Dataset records
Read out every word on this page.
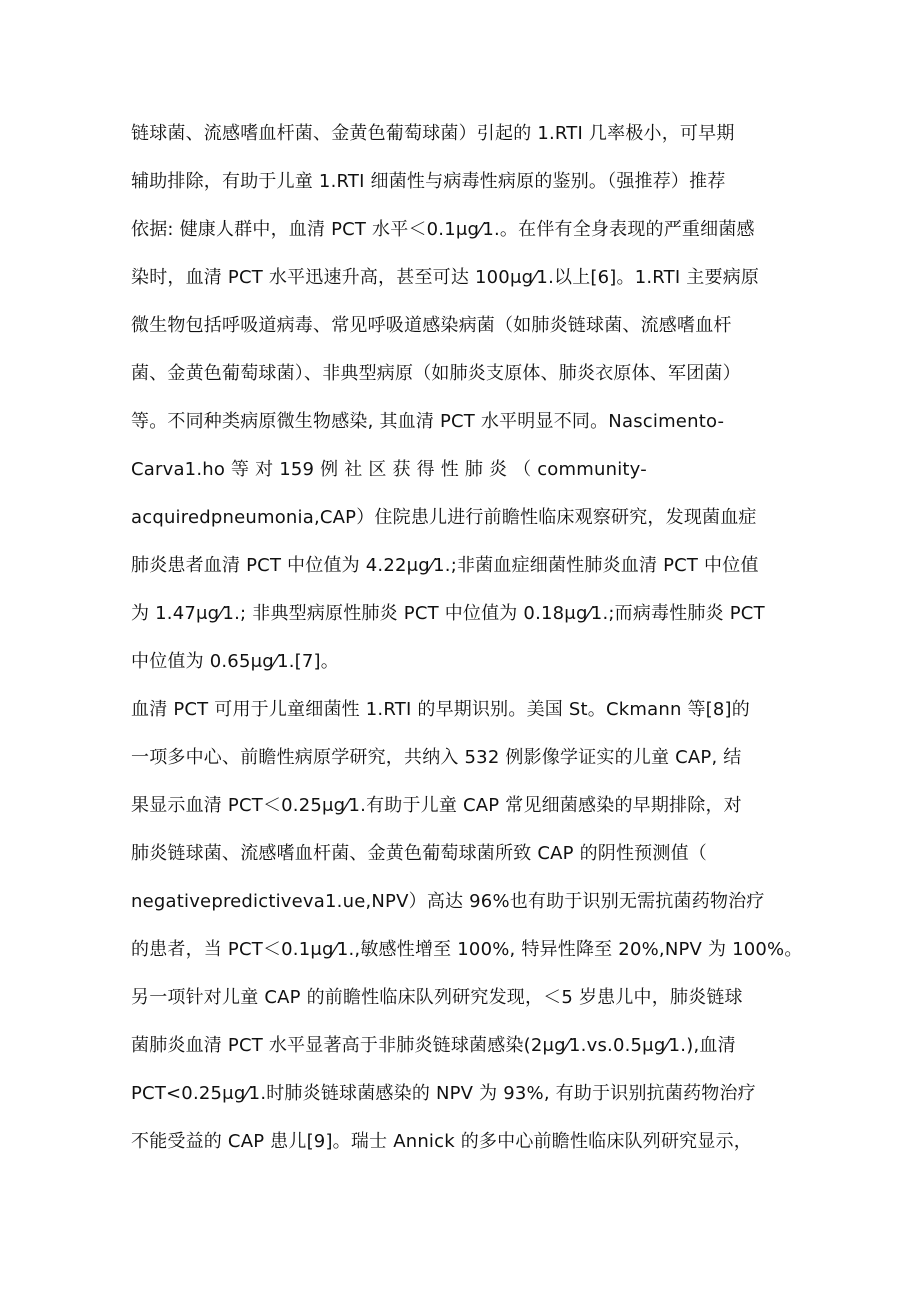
链球菌、流感嗜血杆菌、金黄色葡萄球菌）引起的 1.RTI 几率极小，可早期
辅助排除，有助于儿童 1.RTI 细菌性与病毒性病原的鉴别。（强推荐）推荐
依据: 健康人群中，血清 PCT 水平＜0.1μg⁄1.。在伴有全身表现的严重细菌感
染时，血清 PCT 水平迅速升高，甚至可达 100μg⁄1.以上[6]。1.RTI 主要病原
微生物包括呼吸道病毒、常见呼吸道感染病菌（如肺炎链球菌、流感嗜血杆
菌、金黄色葡萄球菌）、非典型病原（如肺炎支原体、肺炎衣原体、军团菌）
等。不同种类病原微生物感染, 其血清 PCT 水平明显不同。Nascimento-
Carva1.ho 等 对 159 例 社 区 获 得 性 肺 炎 （ community-
acquiredpneumonia,CAP）住院患儿进行前瞻性临床观察研究，发现菌血症
肺炎患者血清 PCT 中位值为 4.22μg⁄1.;非菌血症细菌性肺炎血清 PCT 中位值
为 1.47μg⁄1.; 非典型病原性肺炎 PCT 中位值为 0.18μg⁄1.;而病毒性肺炎 PCT
中位值为 0.65μg⁄1.[7]。
血清 PCT 可用于儿童细菌性 1.RTI 的早期识别。美国 St。Ckmann 等[8]的
一项多中心、前瞻性病原学研究，共纳入 532 例影像学证实的儿童 CAP, 结
果显示血清 PCT＜0.25μg⁄1.有助于儿童 CAP 常见细菌感染的早期排除，对
肺炎链球菌、流感嗜血杆菌、金黄色葡萄球菌所致 CAP 的阴性预测值（
negativepredictiveva1.ue,NPV）高达 96%也有助于识别无需抗菌药物治疗
的患者，当 PCT＜0.1μg⁄1.,敏感性增至 100%, 特异性降至 20%,NPV 为 100%。
另一项针对儿童 CAP 的前瞻性临床队列研究发现，＜5 岁患儿中，肺炎链球
菌肺炎血清 PCT 水平显著高于非肺炎链球菌感染(2μg⁄1.vs.0.5μg⁄1.),血清
PCT<0.25μg⁄1.时肺炎链球菌感染的 NPV 为 93%, 有助于识别抗菌药物治疗
不能受益的 CAP 患儿[9]。瑞士 Annick 的多中心前瞻性临床队列研究显示，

Given task » Copy each line of the records precisely and drop any images they hold.

Exercise output »
Read out every word on this page.
链球菌、流感嗜血杆菌、金黄色葡萄球菌）引起的 1.RTI 几率极小，可早期
辅助排除，有助于儿童 1.RTI 细菌性与病毒性病原的鉴别。（强推荐）推荐
依据: 健康人群中，血清 PCT 水平＜0.1μg⁄1.。在伴有全身表现的严重细菌感
染时，血清 PCT 水平迅速升高，甚至可达 100μg⁄1.以上[6]。1.RTI 主要病原
微生物包括呼吸道病毒、常见呼吸道感染病菌（如肺炎链球菌、流感嗜血杆
菌、金黄色葡萄球菌）、非典型病原（如肺炎支原体、肺炎衣原体、军团菌）
等。不同种类病原微生物感染, 其血清 PCT 水平明显不同。Nascimento-
Carva1.ho 等 对 159 例 社 区 获 得 性 肺 炎 （ community-
acquiredpneumonia,CAP）住院患儿进行前瞻性临床观察研究，发现菌血症
肺炎患者血清 PCT 中位值为 4.22μg⁄1.;非菌血症细菌性肺炎血清 PCT 中位值
为 1.47μg⁄1.; 非典型病原性肺炎 PCT 中位值为 0.18μg⁄1.;而病毒性肺炎 PCT
中位值为 0.65μg⁄1.[7]。
血清 PCT 可用于儿童细菌性 1.RTI 的早期识别。美国 St。Ckmann 等[8]的
一项多中心、前瞻性病原学研究，共纳入 532 例影像学证实的儿童 CAP, 结
果显示血清 PCT＜0.25μg⁄1.有助于儿童 CAP 常见细菌感染的早期排除，对
肺炎链球菌、流感嗜血杆菌、金黄色葡萄球菌所致 CAP 的阴性预测值（
negativepredictiveva1.ue,NPV）高达 96%也有助于识别无需抗菌药物治疗
的患者，当 PCT＜0.1μg⁄1.,敏感性增至 100%, 特异性降至 20%,NPV 为 100%。
另一项针对儿童 CAP 的前瞻性临床队列研究发现，＜5 岁患儿中，肺炎链球
菌肺炎血清 PCT 水平显著高于非肺炎链球菌感染(2μg⁄1.vs.0.5μg⁄1.),血清
PCT<0.25μg⁄1.时肺炎链球菌感染的 NPV 为 93%, 有助于识别抗菌药物治疗
不能受益的 CAP 患儿[9]。瑞士 Annick 的多中心前瞻性临床队列研究显示，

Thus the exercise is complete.